-- begin SUPPLIED DATA --

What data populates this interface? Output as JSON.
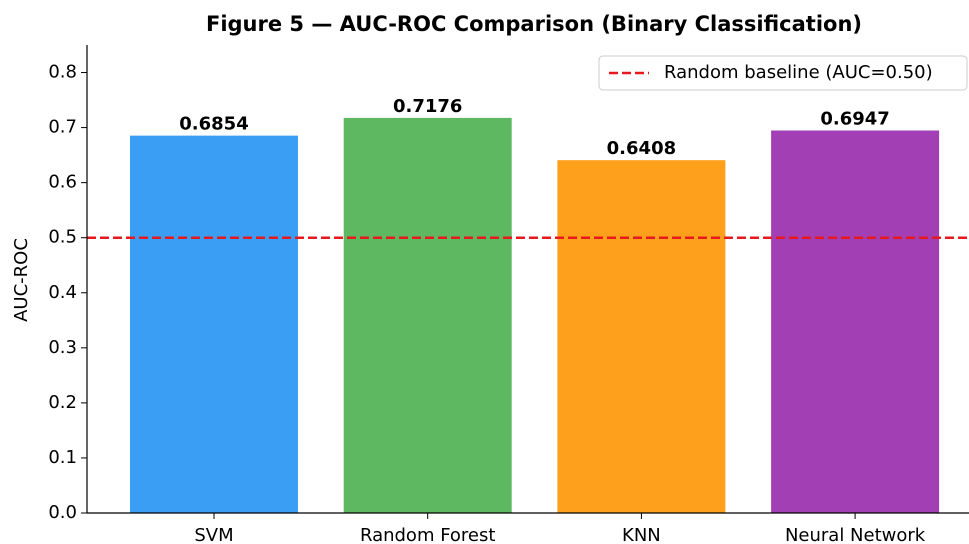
{
  "chart_data": {
    "type": "bar",
    "title": "Figure 5 — AUC-ROC Comparison (Binary Classification)",
    "ylabel": "AUC-ROC",
    "categories": [
      "SVM",
      "Random Forest",
      "KNN",
      "Neural Network"
    ],
    "values": [
      0.6854,
      0.7176,
      0.6408,
      0.6947
    ],
    "colors": [
      "#3a9ef5",
      "#5eb862",
      "#ffa01c",
      "#a33fb5"
    ],
    "ylim": [
      0,
      0.85
    ],
    "yticks": [
      {
        "value": 0,
        "label": "0.0"
      },
      0.1,
      0.2,
      0.3,
      0.4,
      0.5,
      0.6,
      0.7,
      0.8
    ],
    "baseline": {
      "value": 0.5,
      "name": "Random baseline (AUC=0.50)",
      "color": "#e8191c"
    },
    "legend": "upper right"
  }
}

-- end SUPPLIED DATA --

Make a copy of each line that contains the string "baseline".

    "baseline": {
      "name": "Random baseline (AUC=0.50)",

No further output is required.